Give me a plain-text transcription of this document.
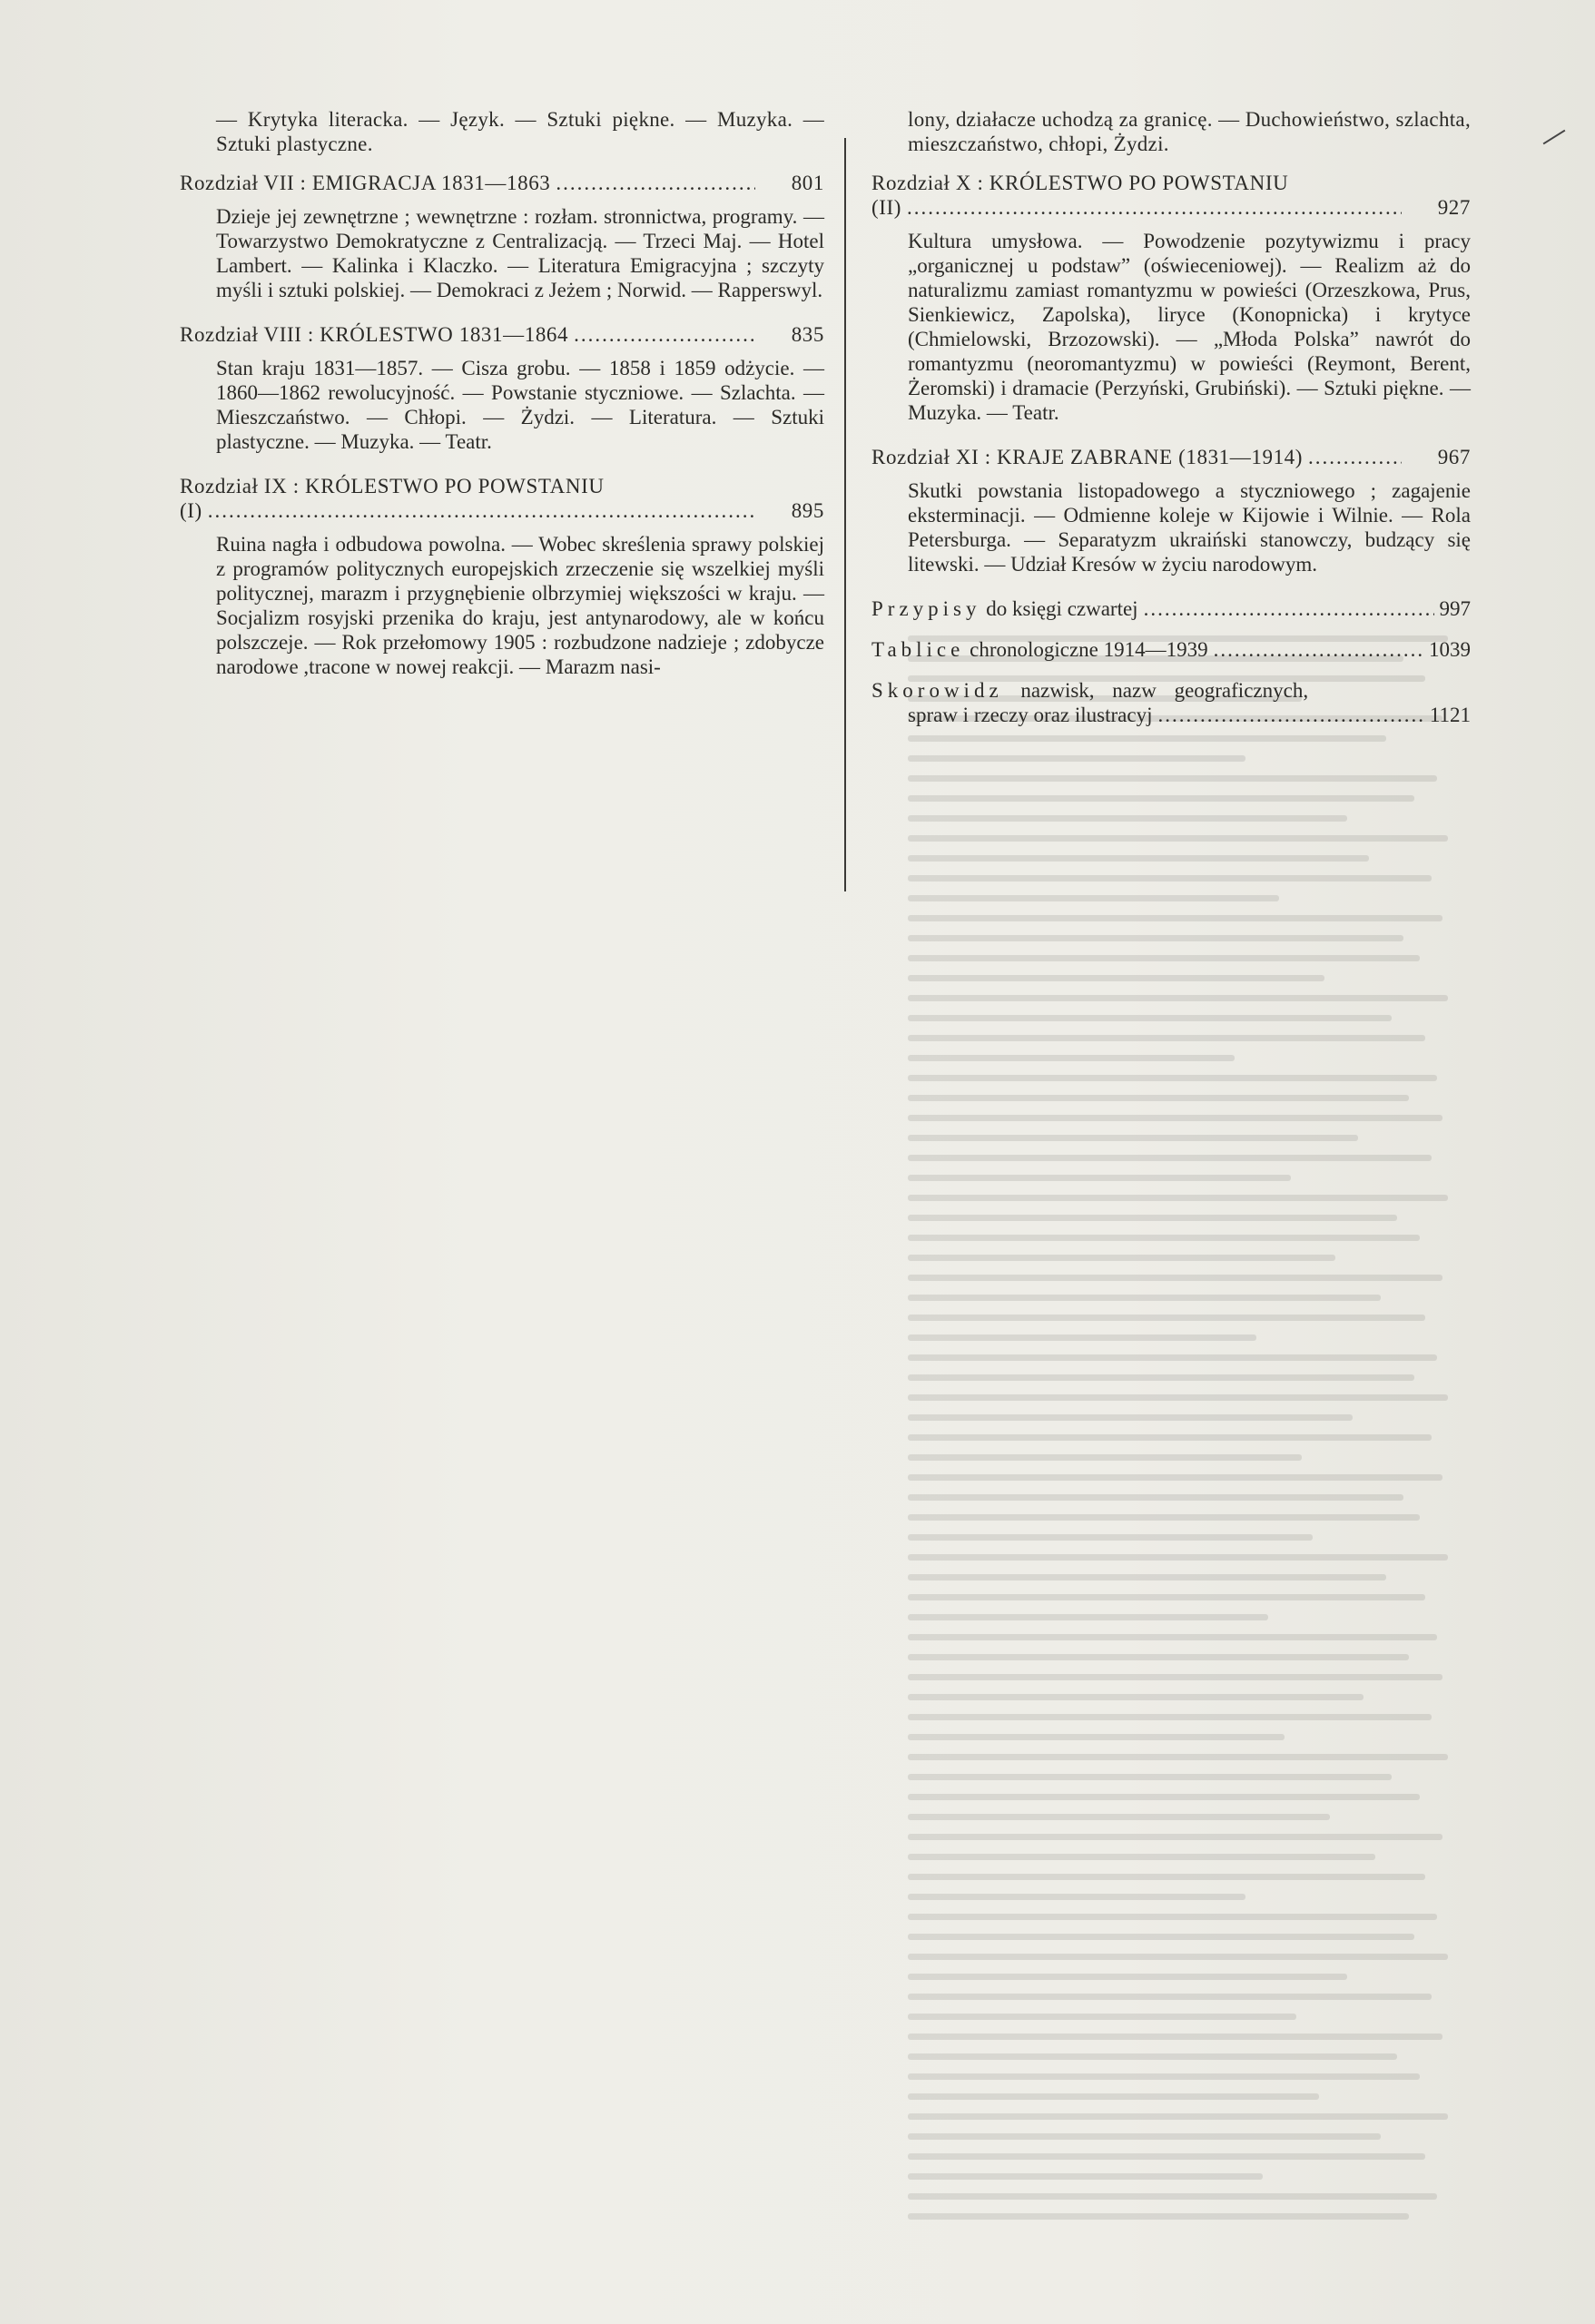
— Krytyka literacka. — Język. — Sztuki piękne. — Muzyka. — Sztuki plastyczne.
Rozdział VII : EMIGRACJA 1831—1863 .....	801
Dzieje jej zewnętrzne ; wewnętrzne : rozłam. stronnictwa, programy. — Towarzystwo Demokratyczne z Centralizacją. — Trzeci Maj. — Hotel Lambert. — Kalinka i Klaczko. — Literatura Emigracyjna ; szczyty myśli i sztuki polskiej. — Demokraci z Jeżem ; Norwid. — Rapperswyl.
Rozdział VIII : KRÓLESTWO 1831—1864 .....	835
Stan kraju 1831—1857. — Cisza grobu. — 1858 i 1859 odżycie. — 1860—1862 rewolucyjność. — Powstanie styczniowe. — Szlachta. — Mieszczaństwo. — Chłopi. — Żydzi. — Literatura. — Sztuki plastyczne. — Muzyka. — Teatr.
Rozdział IX : KRÓLESTWO PO POWSTANIU
(I) .....	895
Ruina nagła i odbudowa powolna. — Wobec skreślenia sprawy polskiej z programów politycznych europejskich zrzeczenie się wszelkiej myśli politycznej, marazm i przygnębienie olbrzymiej większości w kraju. — Socjalizm rosyjski przenika do kraju, jest antynarodowy, ale w końcu polszczeje. — Rok przełomowy 1905 : rozbudzone nadzieje ; zdobycze narodowe ,tracone w nowej reakcji. — Marazm nasi-
lony, działacze uchodzą za granicę. — Duchowieństwo, szlachta, mieszczaństwo, chłopi, Żydzi.
Rozdział X : KRÓLESTWO PO POWSTANIU
(II) .....	927
Kultura umysłowa. — Powodzenie pozytywizmu i pracy „organicznej u podstaw” (oświeceniowej). — Realizm aż do naturalizmu zamiast romantyzmu w powieści (Orzeszkowa, Prus, Sienkiewicz, Zapolska), liryce (Konopnicka) i krytyce (Chmielowski, Brzozowski). — „Młoda Polska” nawrót do romantyzmu (neoromantyzmu) w powieści (Reymont, Berent, Żeromski) i dramacie (Perzyński, Grubiński). — Sztuki piękne. — Muzyka. — Teatr.
Rozdział XI : KRAJE ZABRANE (1831—1914) .....	967
Skutki powstania listopadowego a styczniowego ; zagajenie eksterminacji. — Odmienne koleje w Kijowie i Wilnie. — Rola Petersburga. — Separatyzm ukraiński stanowczy, budzący się litewski. — Udział Kresów w życiu narodowym.
Przypisy do księgi czwartej .....	997
Tablice chronologiczne 1914—1939 .....	1039
Skorowidz nazwisk, nazw geograficznych,
spraw i rzeczy oraz ilustracyj .....	1121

Task description » Reply with nothing but the number of lines that contain the word "POWSTANIU".

The output » 2